**Required task**
Return each entry exactly, omitting nothing.

(Figure data in JSON)
START
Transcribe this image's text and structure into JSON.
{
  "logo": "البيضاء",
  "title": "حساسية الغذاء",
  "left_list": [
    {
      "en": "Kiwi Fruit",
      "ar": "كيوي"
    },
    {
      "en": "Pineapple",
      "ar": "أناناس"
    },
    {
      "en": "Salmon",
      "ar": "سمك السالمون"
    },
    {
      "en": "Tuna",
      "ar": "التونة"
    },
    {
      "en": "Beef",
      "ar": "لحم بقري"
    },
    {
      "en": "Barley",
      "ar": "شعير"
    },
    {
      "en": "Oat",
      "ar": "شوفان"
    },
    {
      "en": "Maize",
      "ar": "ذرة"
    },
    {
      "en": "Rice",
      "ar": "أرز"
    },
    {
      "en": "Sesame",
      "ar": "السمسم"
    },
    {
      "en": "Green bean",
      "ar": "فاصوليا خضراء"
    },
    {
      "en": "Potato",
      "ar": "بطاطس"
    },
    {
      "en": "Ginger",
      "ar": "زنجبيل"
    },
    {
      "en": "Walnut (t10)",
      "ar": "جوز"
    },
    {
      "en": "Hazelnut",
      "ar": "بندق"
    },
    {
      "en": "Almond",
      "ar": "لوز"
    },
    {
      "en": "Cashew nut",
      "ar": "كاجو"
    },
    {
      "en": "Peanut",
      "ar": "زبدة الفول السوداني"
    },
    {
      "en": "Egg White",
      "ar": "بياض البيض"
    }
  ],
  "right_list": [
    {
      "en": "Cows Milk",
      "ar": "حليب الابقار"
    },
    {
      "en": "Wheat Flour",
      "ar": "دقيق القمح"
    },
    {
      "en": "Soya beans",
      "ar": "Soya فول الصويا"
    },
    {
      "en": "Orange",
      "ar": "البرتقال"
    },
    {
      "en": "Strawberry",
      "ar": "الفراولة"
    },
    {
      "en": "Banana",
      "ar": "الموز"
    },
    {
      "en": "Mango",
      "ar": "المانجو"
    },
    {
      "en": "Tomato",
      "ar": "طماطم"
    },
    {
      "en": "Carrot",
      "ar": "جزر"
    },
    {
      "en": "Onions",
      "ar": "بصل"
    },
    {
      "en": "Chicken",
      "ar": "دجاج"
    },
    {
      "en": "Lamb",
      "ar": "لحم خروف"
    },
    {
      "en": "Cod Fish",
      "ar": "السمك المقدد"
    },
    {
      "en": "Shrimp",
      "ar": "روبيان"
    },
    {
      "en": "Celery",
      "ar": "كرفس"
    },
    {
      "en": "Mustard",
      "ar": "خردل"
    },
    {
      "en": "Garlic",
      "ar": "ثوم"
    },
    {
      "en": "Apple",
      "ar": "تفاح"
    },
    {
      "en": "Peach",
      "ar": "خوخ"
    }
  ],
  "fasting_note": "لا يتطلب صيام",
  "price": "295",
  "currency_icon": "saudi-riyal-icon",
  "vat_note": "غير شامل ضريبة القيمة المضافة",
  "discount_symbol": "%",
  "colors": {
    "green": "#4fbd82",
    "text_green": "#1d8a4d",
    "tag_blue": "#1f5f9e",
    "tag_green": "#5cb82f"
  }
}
END
**Answer to the problem**
Transcribe this image's text and structure into JSON.
{
  "logo": "البيضاء",
  "title": "حساسية الغذاء",
  "left_list": [
    {
      "en": "Kiwi Fruit",
      "ar": "كيوي"
    },
    {
      "en": "Pineapple",
      "ar": "أناناس"
    },
    {
      "en": "Salmon",
      "ar": "سمك السالمون"
    },
    {
      "en": "Tuna",
      "ar": "التونة"
    },
    {
      "en": "Beef",
      "ar": "لحم بقري"
    },
    {
      "en": "Barley",
      "ar": "شعير"
    },
    {
      "en": "Oat",
      "ar": "شوفان"
    },
    {
      "en": "Maize",
      "ar": "ذرة"
    },
    {
      "en": "Rice",
      "ar": "أرز"
    },
    {
      "en": "Sesame",
      "ar": "السمسم"
    },
    {
      "en": "Green bean",
      "ar": "فاصوليا خضراء"
    },
    {
      "en": "Potato",
      "ar": "بطاطس"
    },
    {
      "en": "Ginger",
      "ar": "زنجبيل"
    },
    {
      "en": "Walnut (t10)",
      "ar": "جوز"
    },
    {
      "en": "Hazelnut",
      "ar": "بندق"
    },
    {
      "en": "Almond",
      "ar": "لوز"
    },
    {
      "en": "Cashew nut",
      "ar": "كاجو"
    },
    {
      "en": "Peanut",
      "ar": "زبدة الفول السوداني"
    },
    {
      "en": "Egg White",
      "ar": "بياض البيض"
    }
  ],
  "right_list": [
    {
      "en": "Cows Milk",
      "ar": "حليب الابقار"
    },
    {
      "en": "Wheat Flour",
      "ar": "دقيق القمح"
    },
    {
      "en": "Soya beans",
      "ar": "Soya فول الصويا"
    },
    {
      "en": "Orange",
      "ar": "البرتقال"
    },
    {
      "en": "Strawberry",
      "ar": "الفراولة"
    },
    {
      "en": "Banana",
      "ar": "الموز"
    },
    {
      "en": "Mango",
      "ar": "المانجو"
    },
    {
      "en": "Tomato",
      "ar": "طماطم"
    },
    {
      "en": "Carrot",
      "ar": "جزر"
    },
    {
      "en": "Onions",
      "ar": "بصل"
    },
    {
      "en": "Chicken",
      "ar": "دجاج"
    },
    {
      "en": "Lamb",
      "ar": "لحم خروف"
    },
    {
      "en": "Cod Fish",
      "ar": "السمك المقدد"
    },
    {
      "en": "Shrimp",
      "ar": "روبيان"
    },
    {
      "en": "Celery",
      "ar": "كرفس"
    },
    {
      "en": "Mustard",
      "ar": "خردل"
    },
    {
      "en": "Garlic",
      "ar": "ثوم"
    },
    {
      "en": "Apple",
      "ar": "تفاح"
    },
    {
      "en": "Peach",
      "ar": "خوخ"
    }
  ],
  "fasting_note": "لا يتطلب صيام",
  "price": "295",
  "currency_icon": "saudi-riyal-icon",
  "vat_note": "غير شامل ضريبة القيمة المضافة",
  "discount_symbol": "%",
  "colors": {
    "green": "#4fbd82",
    "text_green": "#1d8a4d",
    "tag_blue": "#1f5f9e",
    "tag_green": "#5cb82f"
  }
}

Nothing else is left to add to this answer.